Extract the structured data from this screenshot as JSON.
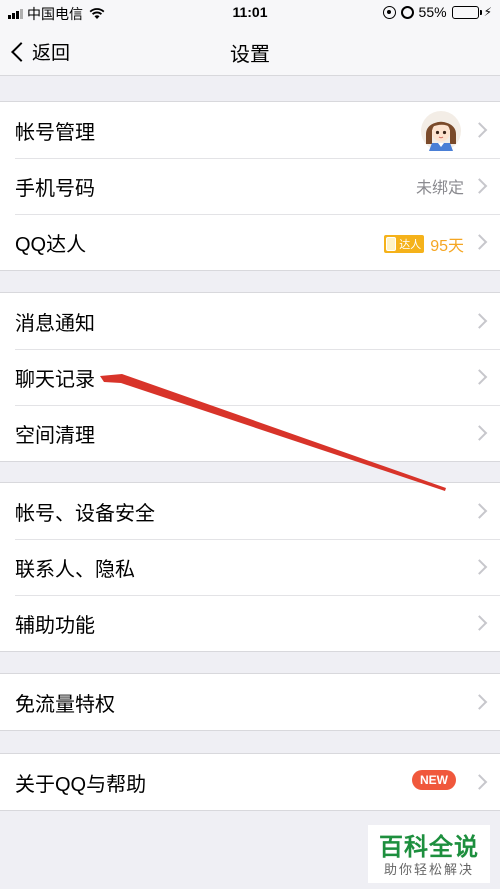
{
  "status_bar": {
    "carrier": "中国电信",
    "time": "11:01",
    "battery_percent": "55%",
    "battery_level": 0.55,
    "icons": [
      "signal-icon",
      "wifi-icon",
      "orientation-lock-icon",
      "alarm-icon",
      "battery-icon",
      "charging-icon"
    ]
  },
  "nav": {
    "back_label": "返回",
    "title": "设置"
  },
  "groups": [
    {
      "items": [
        {
          "label": "帐号管理",
          "accessory": "avatar"
        },
        {
          "label": "手机号码",
          "value": "未绑定"
        },
        {
          "label": "QQ达人",
          "badge_text": "达人",
          "days": "95天"
        }
      ]
    },
    {
      "items": [
        {
          "label": "消息通知"
        },
        {
          "label": "聊天记录"
        },
        {
          "label": "空间清理"
        }
      ]
    },
    {
      "items": [
        {
          "label": "帐号、设备安全"
        },
        {
          "label": "联系人、隐私"
        },
        {
          "label": "辅助功能"
        }
      ]
    },
    {
      "items": [
        {
          "label": "免流量特权"
        }
      ]
    },
    {
      "items": [
        {
          "label": "关于QQ与帮助",
          "badge": "NEW"
        }
      ]
    }
  ],
  "watermark": {
    "title": "百科全说",
    "subtitle": "助你轻松解决"
  },
  "colors": {
    "annotation_arrow": "#d8342a",
    "badge_orange": "#f5b21a",
    "new_badge": "#f0583c",
    "battery_green": "#4cd964"
  }
}
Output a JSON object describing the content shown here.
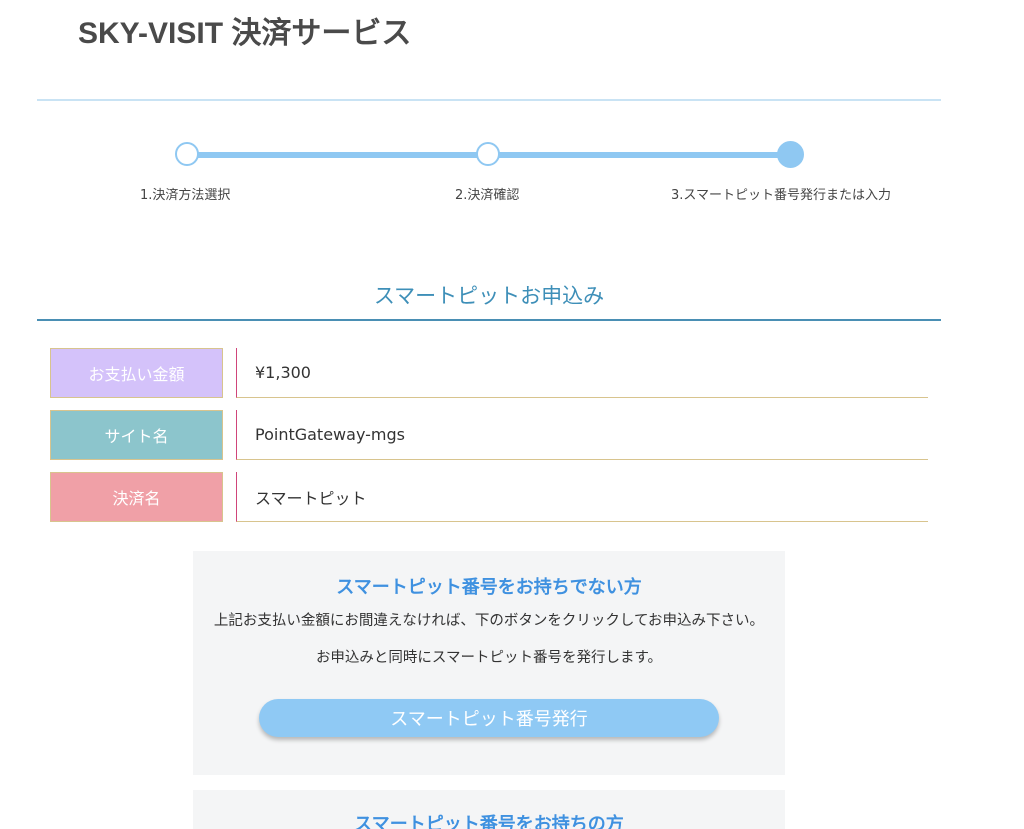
{
  "header": {
    "title": "SKY-VISIT 決済サービス"
  },
  "steps": [
    {
      "label": "1.決済方法選択",
      "state": "done"
    },
    {
      "label": "2.決済確認",
      "state": "done"
    },
    {
      "label": "3.スマートピット番号発行または入力",
      "state": "current"
    }
  ],
  "section": {
    "title": "スマートピットお申込み"
  },
  "info_rows": [
    {
      "label": "お支払い金額",
      "value": "¥1,300",
      "color": "#d4c2fa"
    },
    {
      "label": "サイト名",
      "value": "PointGateway-mgs",
      "color": "#8cc5cc"
    },
    {
      "label": "決済名",
      "value": "スマートピット",
      "color": "#f0a0a7"
    }
  ],
  "no_number_panel": {
    "title": "スマートピット番号をお持ちでない方",
    "text1": "上記お支払い金額にお間違えなければ、下のボタンをクリックしてお申込み下さい。",
    "text2": "お申込みと同時にスマートピット番号を発行します。",
    "button_label": "スマートピット番号発行"
  },
  "has_number_panel": {
    "title": "スマートピット番号をお持ちの方"
  },
  "colors": {
    "accent": "#8fc8f2",
    "section_title": "#3e8fb8",
    "panel_title": "#3f91e0"
  }
}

# Required task:
Keep the pictures out of your copy, and repeat every entry above exactly.

# Answer:
Extract the structured data from this screenshot as JSON.
{
  "status_bar": {
    "carrier": "中国电信",
    "time": "11:01",
    "battery_percent": "55%",
    "battery_level": 0.55,
    "icons": [
      "signal-icon",
      "wifi-icon",
      "orientation-lock-icon",
      "alarm-icon",
      "battery-icon",
      "charging-icon"
    ]
  },
  "nav": {
    "back_label": "返回",
    "title": "设置"
  },
  "groups": [
    {
      "items": [
        {
          "label": "帐号管理",
          "accessory": "avatar"
        },
        {
          "label": "手机号码",
          "value": "未绑定"
        },
        {
          "label": "QQ达人",
          "badge_text": "达人",
          "days": "95天"
        }
      ]
    },
    {
      "items": [
        {
          "label": "消息通知"
        },
        {
          "label": "聊天记录"
        },
        {
          "label": "空间清理"
        }
      ]
    },
    {
      "items": [
        {
          "label": "帐号、设备安全"
        },
        {
          "label": "联系人、隐私"
        },
        {
          "label": "辅助功能"
        }
      ]
    },
    {
      "items": [
        {
          "label": "免流量特权"
        }
      ]
    },
    {
      "items": [
        {
          "label": "关于QQ与帮助",
          "badge": "NEW"
        }
      ]
    }
  ],
  "watermark": {
    "title": "百科全说",
    "subtitle": "助你轻松解决"
  },
  "colors": {
    "annotation_arrow": "#d8342a",
    "badge_orange": "#f5b21a",
    "new_badge": "#f0583c",
    "battery_green": "#4cd964"
  }
}
Output a JSON object describing the content shown here.
{
  "header": {
    "title": "SKY-VISIT 決済サービス"
  },
  "steps": [
    {
      "label": "1.決済方法選択",
      "state": "done"
    },
    {
      "label": "2.決済確認",
      "state": "done"
    },
    {
      "label": "3.スマートピット番号発行または入力",
      "state": "current"
    }
  ],
  "section": {
    "title": "スマートピットお申込み"
  },
  "info_rows": [
    {
      "label": "お支払い金額",
      "value": "¥1,300",
      "color": "#d4c2fa"
    },
    {
      "label": "サイト名",
      "value": "PointGateway-mgs",
      "color": "#8cc5cc"
    },
    {
      "label": "決済名",
      "value": "スマートピット",
      "color": "#f0a0a7"
    }
  ],
  "no_number_panel": {
    "title": "スマートピット番号をお持ちでない方",
    "text1": "上記お支払い金額にお間違えなければ、下のボタンをクリックしてお申込み下さい。",
    "text2": "お申込みと同時にスマートピット番号を発行します。",
    "button_label": "スマートピット番号発行"
  },
  "has_number_panel": {
    "title": "スマートピット番号をお持ちの方"
  },
  "colors": {
    "accent": "#8fc8f2",
    "section_title": "#3e8fb8",
    "panel_title": "#3f91e0"
  }
}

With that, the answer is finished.